## [INSTRUCTIONS TO FOLLOW]
Don't copy the pictures; return every other part of the records exactly.

## [Dataset rows about figures]
----

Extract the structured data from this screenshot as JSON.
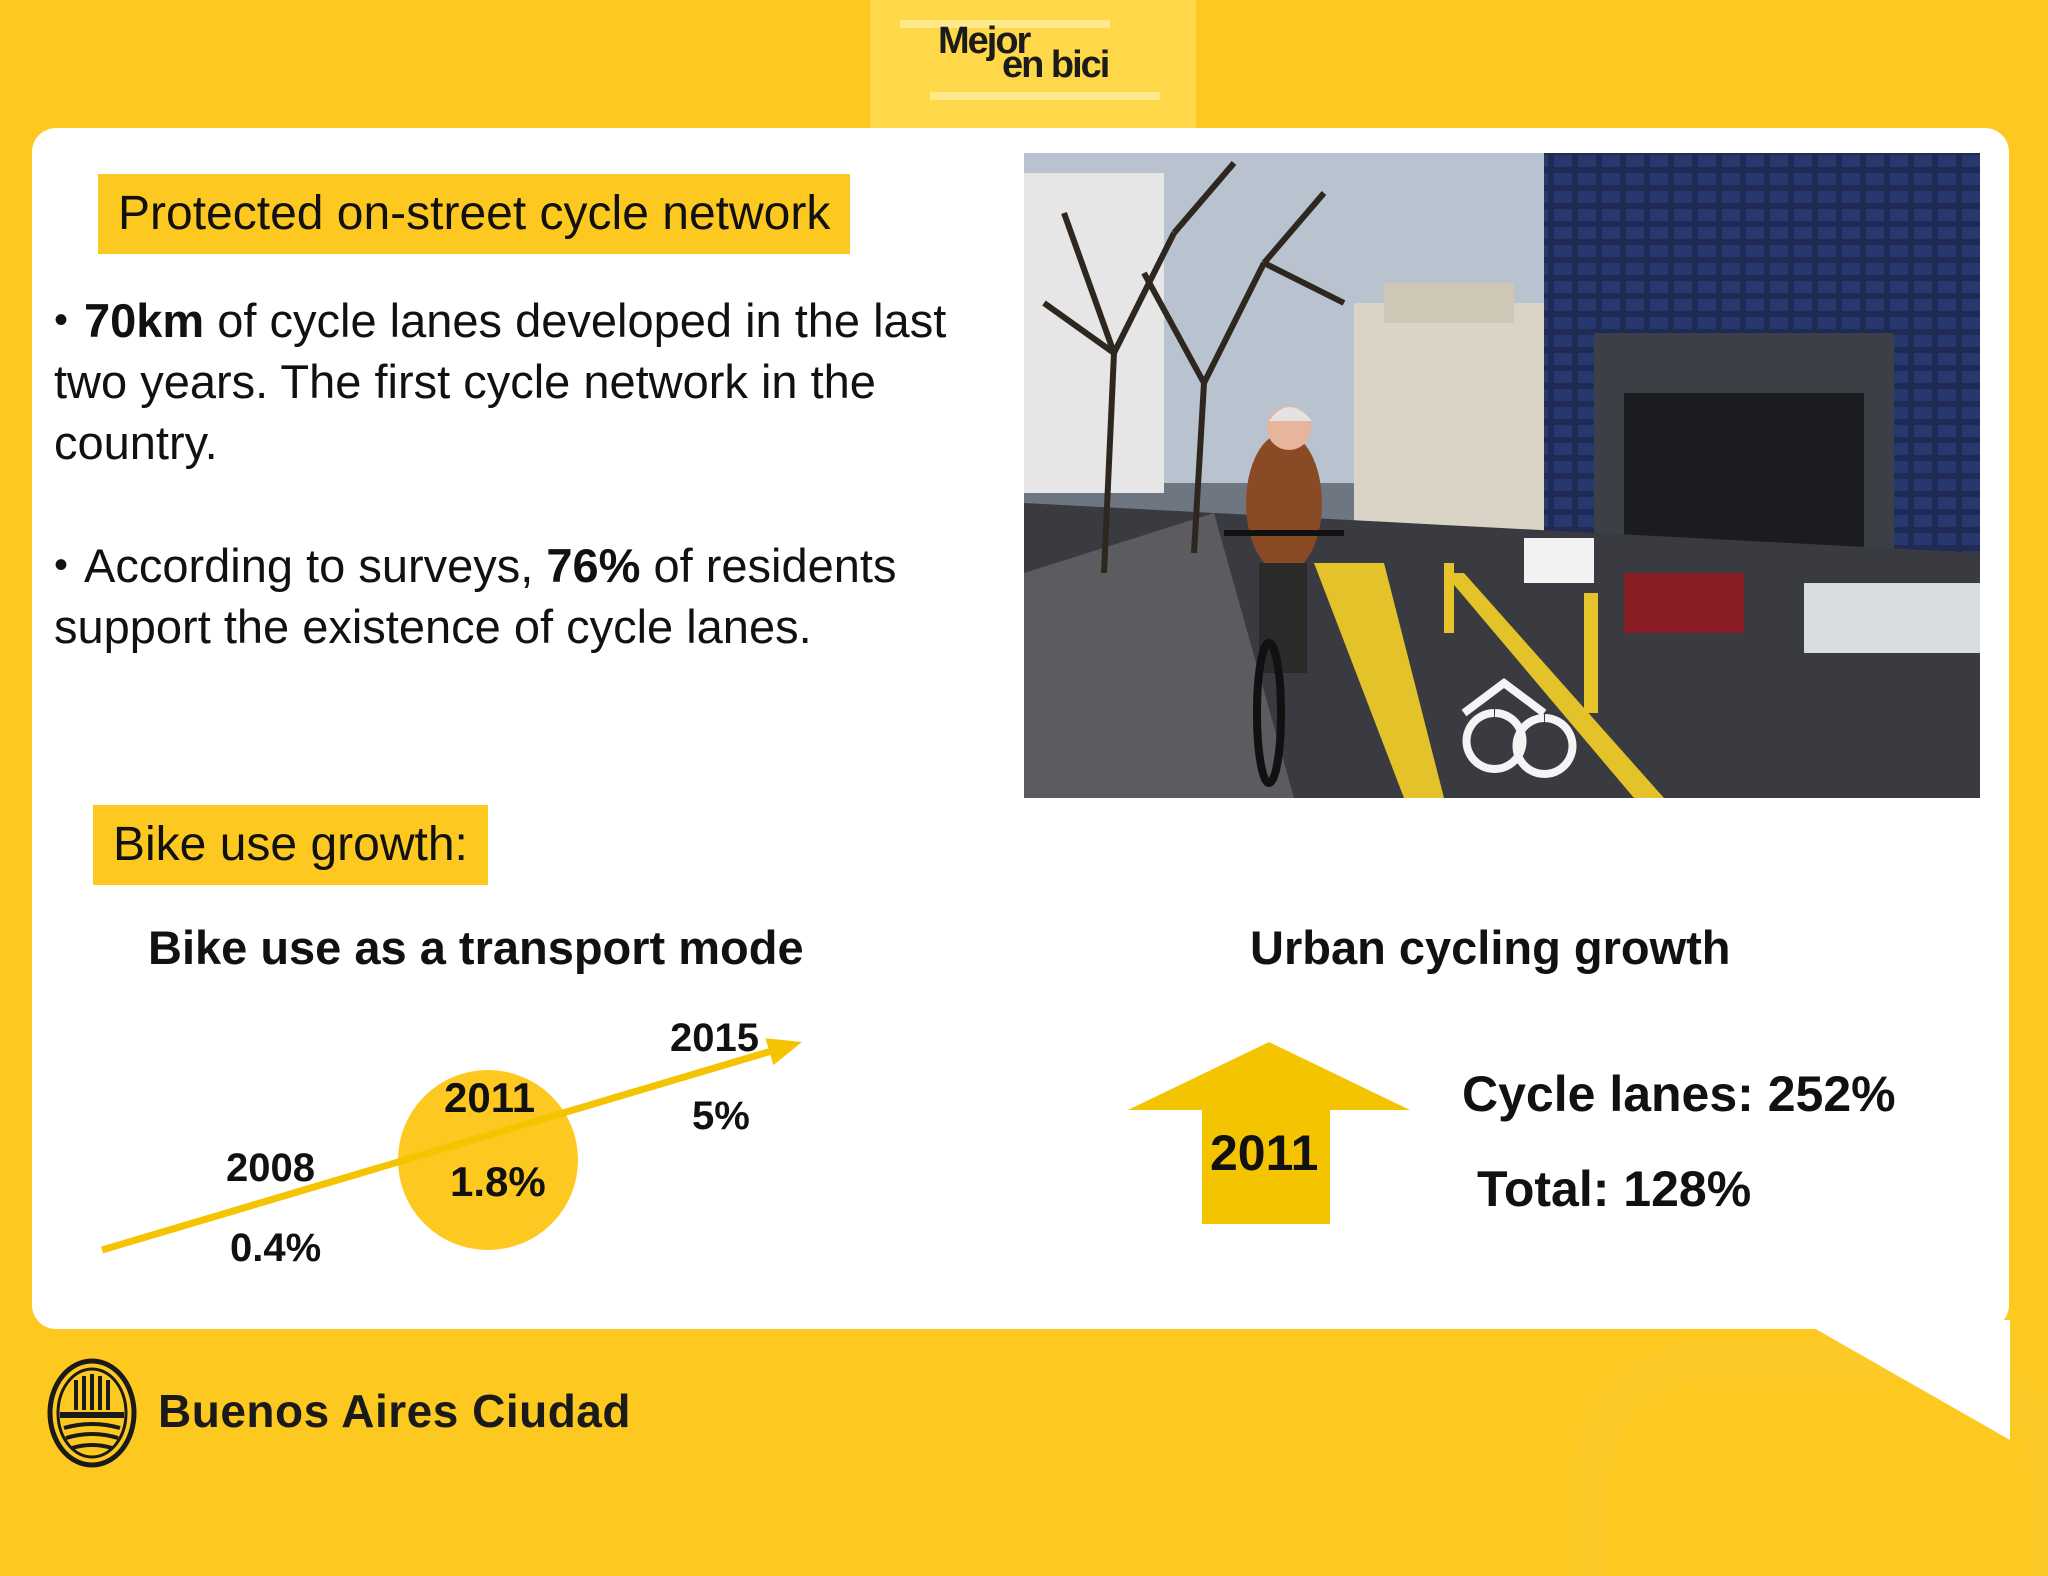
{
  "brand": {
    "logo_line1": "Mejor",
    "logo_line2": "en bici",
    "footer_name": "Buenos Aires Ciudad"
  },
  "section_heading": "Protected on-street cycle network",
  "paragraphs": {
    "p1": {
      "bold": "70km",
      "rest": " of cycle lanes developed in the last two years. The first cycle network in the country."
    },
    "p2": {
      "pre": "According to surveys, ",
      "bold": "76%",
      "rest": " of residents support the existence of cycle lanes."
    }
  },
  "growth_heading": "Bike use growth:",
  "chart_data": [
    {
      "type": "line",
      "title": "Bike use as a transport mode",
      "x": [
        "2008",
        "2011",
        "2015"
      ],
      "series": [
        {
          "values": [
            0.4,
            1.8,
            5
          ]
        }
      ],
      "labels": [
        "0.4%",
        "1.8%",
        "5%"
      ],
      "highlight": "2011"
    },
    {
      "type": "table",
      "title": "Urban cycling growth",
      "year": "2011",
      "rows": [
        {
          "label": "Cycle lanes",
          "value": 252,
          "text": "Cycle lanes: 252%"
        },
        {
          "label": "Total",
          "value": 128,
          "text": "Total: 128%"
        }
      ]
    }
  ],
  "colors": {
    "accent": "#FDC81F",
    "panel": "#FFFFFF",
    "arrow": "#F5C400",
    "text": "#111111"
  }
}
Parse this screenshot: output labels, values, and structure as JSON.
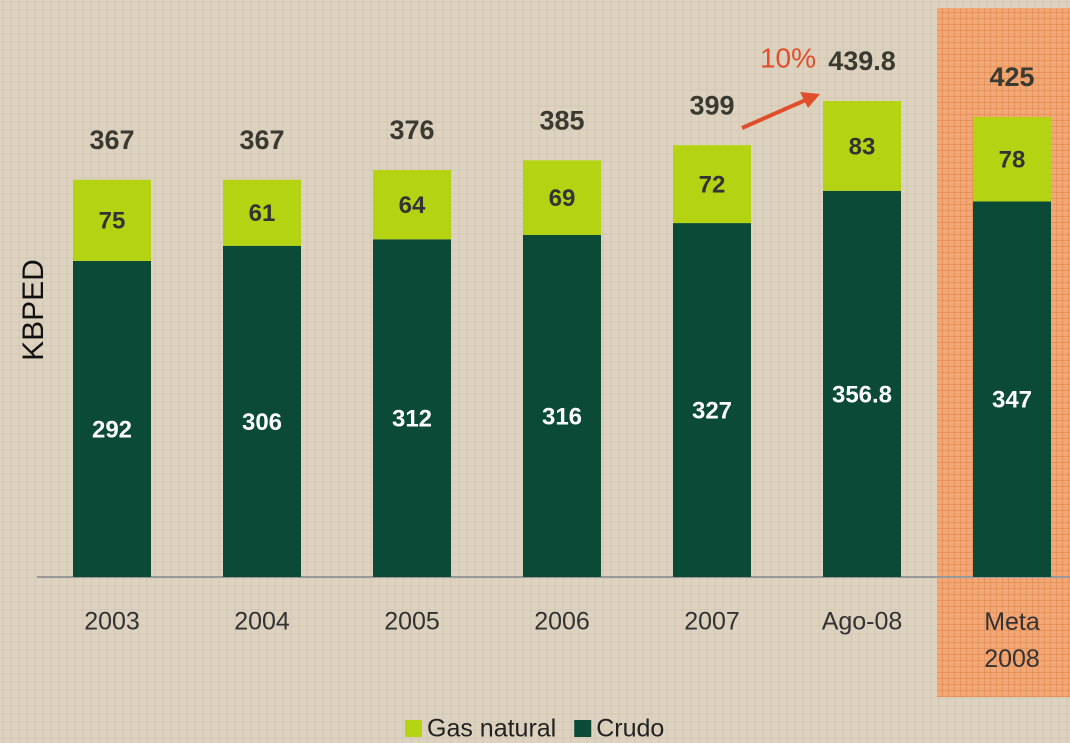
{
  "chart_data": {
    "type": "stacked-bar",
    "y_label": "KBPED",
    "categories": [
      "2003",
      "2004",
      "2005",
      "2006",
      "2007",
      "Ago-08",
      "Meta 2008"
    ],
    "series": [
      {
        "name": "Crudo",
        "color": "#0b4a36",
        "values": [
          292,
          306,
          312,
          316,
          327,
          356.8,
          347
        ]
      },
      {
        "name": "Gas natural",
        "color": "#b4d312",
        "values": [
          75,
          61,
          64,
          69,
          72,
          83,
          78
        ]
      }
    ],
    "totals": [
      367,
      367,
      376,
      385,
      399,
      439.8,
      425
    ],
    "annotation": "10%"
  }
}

----

## [RESULT]
Extract the structured data from this screenshot as JSON.
{
  "brand": {
    "logo_line1": "Mejor",
    "logo_line2": "en bici",
    "footer_name": "Buenos Aires Ciudad"
  },
  "section_heading": "Protected on-street cycle network",
  "paragraphs": {
    "p1": {
      "bold": "70km",
      "rest": " of cycle lanes developed in the last two years. The first cycle network in the country."
    },
    "p2": {
      "pre": "According to surveys, ",
      "bold": "76%",
      "rest": " of residents support the existence of cycle lanes."
    }
  },
  "growth_heading": "Bike use growth:",
  "chart_data": [
    {
      "type": "line",
      "title": "Bike use as a transport mode",
      "x": [
        "2008",
        "2011",
        "2015"
      ],
      "series": [
        {
          "values": [
            0.4,
            1.8,
            5
          ]
        }
      ],
      "labels": [
        "0.4%",
        "1.8%",
        "5%"
      ],
      "highlight": "2011"
    },
    {
      "type": "table",
      "title": "Urban cycling growth",
      "year": "2011",
      "rows": [
        {
          "label": "Cycle lanes",
          "value": 252,
          "text": "Cycle lanes: 252%"
        },
        {
          "label": "Total",
          "value": 128,
          "text": "Total: 128%"
        }
      ]
    }
  ],
  "colors": {
    "accent": "#FDC81F",
    "panel": "#FFFFFF",
    "arrow": "#F5C400",
    "text": "#111111"
  }
}
Parse this screenshot: output labels, values, and structure as JSON.
{
  "chart_data": {
    "type": "stacked-bar",
    "y_label": "KBPED",
    "categories": [
      "2003",
      "2004",
      "2005",
      "2006",
      "2007",
      "Ago-08",
      "Meta 2008"
    ],
    "series": [
      {
        "name": "Crudo",
        "color": "#0b4a36",
        "values": [
          292,
          306,
          312,
          316,
          327,
          356.8,
          347
        ]
      },
      {
        "name": "Gas natural",
        "color": "#b4d312",
        "values": [
          75,
          61,
          64,
          69,
          72,
          83,
          78
        ]
      }
    ],
    "totals": [
      367,
      367,
      376,
      385,
      399,
      439.8,
      425
    ],
    "annotation": "10%"
  }
}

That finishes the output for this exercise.